───── Stored rows ─────
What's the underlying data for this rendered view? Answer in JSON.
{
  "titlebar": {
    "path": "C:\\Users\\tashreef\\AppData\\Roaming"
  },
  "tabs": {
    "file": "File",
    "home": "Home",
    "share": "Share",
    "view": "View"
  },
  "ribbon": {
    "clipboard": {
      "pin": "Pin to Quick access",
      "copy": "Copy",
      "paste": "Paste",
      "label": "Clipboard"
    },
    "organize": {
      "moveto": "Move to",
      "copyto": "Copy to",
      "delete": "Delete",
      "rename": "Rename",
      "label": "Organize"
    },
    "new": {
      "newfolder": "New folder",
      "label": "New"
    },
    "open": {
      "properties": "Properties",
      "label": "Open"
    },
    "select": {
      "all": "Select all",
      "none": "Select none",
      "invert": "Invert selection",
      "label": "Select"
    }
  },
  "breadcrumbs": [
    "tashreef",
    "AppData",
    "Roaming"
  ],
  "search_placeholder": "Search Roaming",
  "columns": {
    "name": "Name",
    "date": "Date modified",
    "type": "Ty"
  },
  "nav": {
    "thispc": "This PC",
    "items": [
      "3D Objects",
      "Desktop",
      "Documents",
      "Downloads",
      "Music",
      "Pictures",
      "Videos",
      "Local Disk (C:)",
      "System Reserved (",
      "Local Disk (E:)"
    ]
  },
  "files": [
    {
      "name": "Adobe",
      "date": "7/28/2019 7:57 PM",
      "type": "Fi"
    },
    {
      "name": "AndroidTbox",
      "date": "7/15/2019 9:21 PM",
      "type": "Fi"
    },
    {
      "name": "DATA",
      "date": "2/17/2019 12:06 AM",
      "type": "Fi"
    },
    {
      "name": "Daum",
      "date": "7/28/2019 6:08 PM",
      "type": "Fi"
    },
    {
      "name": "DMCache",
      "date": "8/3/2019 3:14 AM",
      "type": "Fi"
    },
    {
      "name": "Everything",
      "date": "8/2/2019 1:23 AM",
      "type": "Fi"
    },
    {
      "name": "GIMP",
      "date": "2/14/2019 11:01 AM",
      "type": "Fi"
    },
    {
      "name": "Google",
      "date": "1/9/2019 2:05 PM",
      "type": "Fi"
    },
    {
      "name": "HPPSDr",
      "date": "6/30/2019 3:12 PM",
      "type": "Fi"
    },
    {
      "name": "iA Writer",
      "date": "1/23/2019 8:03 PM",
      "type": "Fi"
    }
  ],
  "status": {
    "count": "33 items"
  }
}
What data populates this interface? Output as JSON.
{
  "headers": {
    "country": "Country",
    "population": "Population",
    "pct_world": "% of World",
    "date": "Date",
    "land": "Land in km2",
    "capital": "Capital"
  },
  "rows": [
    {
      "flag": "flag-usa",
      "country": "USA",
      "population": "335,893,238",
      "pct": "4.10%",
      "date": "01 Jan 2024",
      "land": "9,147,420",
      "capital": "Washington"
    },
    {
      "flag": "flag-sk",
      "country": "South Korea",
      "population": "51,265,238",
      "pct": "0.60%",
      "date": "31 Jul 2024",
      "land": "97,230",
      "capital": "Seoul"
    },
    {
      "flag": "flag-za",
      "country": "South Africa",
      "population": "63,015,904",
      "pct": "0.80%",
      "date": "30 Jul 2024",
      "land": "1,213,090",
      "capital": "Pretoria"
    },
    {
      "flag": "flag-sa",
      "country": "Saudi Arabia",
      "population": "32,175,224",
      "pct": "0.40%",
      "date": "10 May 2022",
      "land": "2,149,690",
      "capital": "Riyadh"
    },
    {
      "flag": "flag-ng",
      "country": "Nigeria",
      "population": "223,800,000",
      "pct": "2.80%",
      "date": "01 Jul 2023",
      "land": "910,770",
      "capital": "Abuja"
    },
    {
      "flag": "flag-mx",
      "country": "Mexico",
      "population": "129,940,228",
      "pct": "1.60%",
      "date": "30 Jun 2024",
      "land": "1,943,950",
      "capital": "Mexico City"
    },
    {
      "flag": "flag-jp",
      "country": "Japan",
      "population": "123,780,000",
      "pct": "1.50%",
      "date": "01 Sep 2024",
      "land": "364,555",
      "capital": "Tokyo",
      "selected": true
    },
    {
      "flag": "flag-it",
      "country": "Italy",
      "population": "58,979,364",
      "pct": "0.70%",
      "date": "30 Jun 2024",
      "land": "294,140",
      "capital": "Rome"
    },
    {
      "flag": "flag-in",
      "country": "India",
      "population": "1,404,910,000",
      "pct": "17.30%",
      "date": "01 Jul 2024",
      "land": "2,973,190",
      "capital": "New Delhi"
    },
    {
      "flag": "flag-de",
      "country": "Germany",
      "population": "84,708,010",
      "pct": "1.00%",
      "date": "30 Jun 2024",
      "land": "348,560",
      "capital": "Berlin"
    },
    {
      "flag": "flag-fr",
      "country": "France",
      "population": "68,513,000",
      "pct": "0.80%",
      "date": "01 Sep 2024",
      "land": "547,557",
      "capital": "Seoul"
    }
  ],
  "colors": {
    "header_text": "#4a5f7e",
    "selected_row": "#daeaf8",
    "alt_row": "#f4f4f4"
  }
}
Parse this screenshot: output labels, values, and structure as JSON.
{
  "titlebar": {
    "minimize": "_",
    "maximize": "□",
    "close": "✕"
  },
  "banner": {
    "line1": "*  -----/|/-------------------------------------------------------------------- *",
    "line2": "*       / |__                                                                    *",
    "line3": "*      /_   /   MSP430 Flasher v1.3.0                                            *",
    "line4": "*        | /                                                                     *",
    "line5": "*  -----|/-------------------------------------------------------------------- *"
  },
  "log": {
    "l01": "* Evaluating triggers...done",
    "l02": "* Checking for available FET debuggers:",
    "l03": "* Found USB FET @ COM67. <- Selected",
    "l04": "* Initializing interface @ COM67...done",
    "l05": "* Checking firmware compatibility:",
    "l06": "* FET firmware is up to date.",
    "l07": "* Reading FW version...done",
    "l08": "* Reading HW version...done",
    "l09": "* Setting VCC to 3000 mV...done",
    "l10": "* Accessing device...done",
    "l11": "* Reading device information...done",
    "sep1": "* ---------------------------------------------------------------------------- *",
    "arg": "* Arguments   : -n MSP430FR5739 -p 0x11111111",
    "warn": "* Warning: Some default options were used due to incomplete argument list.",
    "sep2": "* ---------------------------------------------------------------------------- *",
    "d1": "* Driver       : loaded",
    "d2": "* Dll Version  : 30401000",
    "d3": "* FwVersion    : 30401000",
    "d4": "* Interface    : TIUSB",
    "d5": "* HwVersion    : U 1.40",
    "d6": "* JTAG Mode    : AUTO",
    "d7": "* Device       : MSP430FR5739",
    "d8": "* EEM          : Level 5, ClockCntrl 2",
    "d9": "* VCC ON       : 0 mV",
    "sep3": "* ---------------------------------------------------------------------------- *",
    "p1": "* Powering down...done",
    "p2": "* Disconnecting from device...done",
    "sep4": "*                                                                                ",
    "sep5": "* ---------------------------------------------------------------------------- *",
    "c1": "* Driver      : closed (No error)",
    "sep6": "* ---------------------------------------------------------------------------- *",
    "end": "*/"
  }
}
─────
◆ **What is needed**:
All of the lines above must be returned exactly.

◆ **Written solution**:
What's the underlying data for this rendered view? Answer in JSON.
{
  "titlebar": {
    "path": "C:\\Users\\tashreef\\AppData\\Roaming"
  },
  "tabs": {
    "file": "File",
    "home": "Home",
    "share": "Share",
    "view": "View"
  },
  "ribbon": {
    "clipboard": {
      "pin": "Pin to Quick access",
      "copy": "Copy",
      "paste": "Paste",
      "label": "Clipboard"
    },
    "organize": {
      "moveto": "Move to",
      "copyto": "Copy to",
      "delete": "Delete",
      "rename": "Rename",
      "label": "Organize"
    },
    "new": {
      "newfolder": "New folder",
      "label": "New"
    },
    "open": {
      "properties": "Properties",
      "label": "Open"
    },
    "select": {
      "all": "Select all",
      "none": "Select none",
      "invert": "Invert selection",
      "label": "Select"
    }
  },
  "breadcrumbs": [
    "tashreef",
    "AppData",
    "Roaming"
  ],
  "search_placeholder": "Search Roaming",
  "columns": {
    "name": "Name",
    "date": "Date modified",
    "type": "Ty"
  },
  "nav": {
    "thispc": "This PC",
    "items": [
      "3D Objects",
      "Desktop",
      "Documents",
      "Downloads",
      "Music",
      "Pictures",
      "Videos",
      "Local Disk (C:)",
      "System Reserved (",
      "Local Disk (E:)"
    ]
  },
  "files": [
    {
      "name": "Adobe",
      "date": "7/28/2019 7:57 PM",
      "type": "Fi"
    },
    {
      "name": "AndroidTbox",
      "date": "7/15/2019 9:21 PM",
      "type": "Fi"
    },
    {
      "name": "DATA",
      "date": "2/17/2019 12:06 AM",
      "type": "Fi"
    },
    {
      "name": "Daum",
      "date": "7/28/2019 6:08 PM",
      "type": "Fi"
    },
    {
      "name": "DMCache",
      "date": "8/3/2019 3:14 AM",
      "type": "Fi"
    },
    {
      "name": "Everything",
      "date": "8/2/2019 1:23 AM",
      "type": "Fi"
    },
    {
      "name": "GIMP",
      "date": "2/14/2019 11:01 AM",
      "type": "Fi"
    },
    {
      "name": "Google",
      "date": "1/9/2019 2:05 PM",
      "type": "Fi"
    },
    {
      "name": "HPPSDr",
      "date": "6/30/2019 3:12 PM",
      "type": "Fi"
    },
    {
      "name": "iA Writer",
      "date": "1/23/2019 8:03 PM",
      "type": "Fi"
    }
  ],
  "status": {
    "count": "33 items"
  }
}
What data populates this interface? Output as JSON.
{
  "headers": {
    "country": "Country",
    "population": "Population",
    "pct_world": "% of World",
    "date": "Date",
    "land": "Land in km2",
    "capital": "Capital"
  },
  "rows": [
    {
      "flag": "flag-usa",
      "country": "USA",
      "population": "335,893,238",
      "pct": "4.10%",
      "date": "01 Jan 2024",
      "land": "9,147,420",
      "capital": "Washington"
    },
    {
      "flag": "flag-sk",
      "country": "South Korea",
      "population": "51,265,238",
      "pct": "0.60%",
      "date": "31 Jul 2024",
      "land": "97,230",
      "capital": "Seoul"
    },
    {
      "flag": "flag-za",
      "country": "South Africa",
      "population": "63,015,904",
      "pct": "0.80%",
      "date": "30 Jul 2024",
      "land": "1,213,090",
      "capital": "Pretoria"
    },
    {
      "flag": "flag-sa",
      "country": "Saudi Arabia",
      "population": "32,175,224",
      "pct": "0.40%",
      "date": "10 May 2022",
      "land": "2,149,690",
      "capital": "Riyadh"
    },
    {
      "flag": "flag-ng",
      "country": "Nigeria",
      "population": "223,800,000",
      "pct": "2.80%",
      "date": "01 Jul 2023",
      "land": "910,770",
      "capital": "Abuja"
    },
    {
      "flag": "flag-mx",
      "country": "Mexico",
      "population": "129,940,228",
      "pct": "1.60%",
      "date": "30 Jun 2024",
      "land": "1,943,950",
      "capital": "Mexico City"
    },
    {
      "flag": "flag-jp",
      "country": "Japan",
      "population": "123,780,000",
      "pct": "1.50%",
      "date": "01 Sep 2024",
      "land": "364,555",
      "capital": "Tokyo",
      "selected": true
    },
    {
      "flag": "flag-it",
      "country": "Italy",
      "population": "58,979,364",
      "pct": "0.70%",
      "date": "30 Jun 2024",
      "land": "294,140",
      "capital": "Rome"
    },
    {
      "flag": "flag-in",
      "country": "India",
      "population": "1,404,910,000",
      "pct": "17.30%",
      "date": "01 Jul 2024",
      "land": "2,973,190",
      "capital": "New Delhi"
    },
    {
      "flag": "flag-de",
      "country": "Germany",
      "population": "84,708,010",
      "pct": "1.00%",
      "date": "30 Jun 2024",
      "land": "348,560",
      "capital": "Berlin"
    },
    {
      "flag": "flag-fr",
      "country": "France",
      "population": "68,513,000",
      "pct": "0.80%",
      "date": "01 Sep 2024",
      "land": "547,557",
      "capital": "Seoul"
    }
  ],
  "colors": {
    "header_text": "#4a5f7e",
    "selected_row": "#daeaf8",
    "alt_row": "#f4f4f4"
  }
}
Parse this screenshot: output labels, values, and structure as JSON.
{
  "titlebar": {
    "minimize": "_",
    "maximize": "□",
    "close": "✕"
  },
  "banner": {
    "line1": "*  -----/|/-------------------------------------------------------------------- *",
    "line2": "*       / |__                                                                    *",
    "line3": "*      /_   /   MSP430 Flasher v1.3.0                                            *",
    "line4": "*        | /                                                                     *",
    "line5": "*  -----|/-------------------------------------------------------------------- *"
  },
  "log": {
    "l01": "* Evaluating triggers...done",
    "l02": "* Checking for available FET debuggers:",
    "l03": "* Found USB FET @ COM67. <- Selected",
    "l04": "* Initializing interface @ COM67...done",
    "l05": "* Checking firmware compatibility:",
    "l06": "* FET firmware is up to date.",
    "l07": "* Reading FW version...done",
    "l08": "* Reading HW version...done",
    "l09": "* Setting VCC to 3000 mV...done",
    "l10": "* Accessing device...done",
    "l11": "* Reading device information...done",
    "sep1": "* ---------------------------------------------------------------------------- *",
    "arg": "* Arguments   : -n MSP430FR5739 -p 0x11111111",
    "warn": "* Warning: Some default options were used due to incomplete argument list.",
    "sep2": "* ---------------------------------------------------------------------------- *",
    "d1": "* Driver       : loaded",
    "d2": "* Dll Version  : 30401000",
    "d3": "* FwVersion    : 30401000",
    "d4": "* Interface    : TIUSB",
    "d5": "* HwVersion    : U 1.40",
    "d6": "* JTAG Mode    : AUTO",
    "d7": "* Device       : MSP430FR5739",
    "d8": "* EEM          : Level 5, ClockCntrl 2",
    "d9": "* VCC ON       : 0 mV",
    "sep3": "* ---------------------------------------------------------------------------- *",
    "p1": "* Powering down...done",
    "p2": "* Disconnecting from device...done",
    "sep4": "*                                                                                ",
    "sep5": "* ---------------------------------------------------------------------------- *",
    "c1": "* Driver      : closed (No error)",
    "sep6": "* ---------------------------------------------------------------------------- *",
    "end": "*/"
  }
}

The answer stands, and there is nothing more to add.